• [Directions for this task]
Copy the lines holding the word "screenshot", all of them.

• [Material provided]
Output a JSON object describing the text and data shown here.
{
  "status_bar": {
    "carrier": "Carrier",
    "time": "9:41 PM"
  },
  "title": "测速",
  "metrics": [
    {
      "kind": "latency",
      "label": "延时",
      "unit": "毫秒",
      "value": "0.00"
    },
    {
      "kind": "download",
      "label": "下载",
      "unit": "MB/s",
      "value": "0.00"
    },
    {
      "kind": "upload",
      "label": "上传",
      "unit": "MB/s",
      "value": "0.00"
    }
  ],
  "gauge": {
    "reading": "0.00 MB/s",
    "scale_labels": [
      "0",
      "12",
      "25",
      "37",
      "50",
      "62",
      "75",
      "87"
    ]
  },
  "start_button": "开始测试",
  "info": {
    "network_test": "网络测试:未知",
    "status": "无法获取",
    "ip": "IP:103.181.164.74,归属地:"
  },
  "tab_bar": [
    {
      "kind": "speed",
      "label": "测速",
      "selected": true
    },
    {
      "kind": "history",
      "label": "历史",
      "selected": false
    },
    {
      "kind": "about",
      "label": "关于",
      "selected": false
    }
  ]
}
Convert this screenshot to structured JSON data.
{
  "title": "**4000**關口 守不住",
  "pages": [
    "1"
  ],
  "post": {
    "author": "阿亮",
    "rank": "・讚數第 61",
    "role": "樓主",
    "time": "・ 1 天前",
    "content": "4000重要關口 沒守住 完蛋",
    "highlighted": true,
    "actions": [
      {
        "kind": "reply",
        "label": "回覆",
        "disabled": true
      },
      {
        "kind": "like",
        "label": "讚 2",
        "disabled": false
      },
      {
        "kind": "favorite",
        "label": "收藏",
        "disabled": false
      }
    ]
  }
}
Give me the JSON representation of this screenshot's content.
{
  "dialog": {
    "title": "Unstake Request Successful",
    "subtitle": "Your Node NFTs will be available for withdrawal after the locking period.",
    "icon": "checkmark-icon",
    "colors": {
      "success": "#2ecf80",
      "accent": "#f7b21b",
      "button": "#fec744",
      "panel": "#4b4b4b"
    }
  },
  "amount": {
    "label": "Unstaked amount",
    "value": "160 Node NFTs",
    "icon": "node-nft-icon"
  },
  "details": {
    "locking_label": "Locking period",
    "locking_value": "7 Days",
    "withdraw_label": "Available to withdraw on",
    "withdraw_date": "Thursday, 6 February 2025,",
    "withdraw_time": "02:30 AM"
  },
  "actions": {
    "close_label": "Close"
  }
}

• [Solution]
Convert this screenshot to structured JSON data.
Give me the JSON representation of this screenshot's content.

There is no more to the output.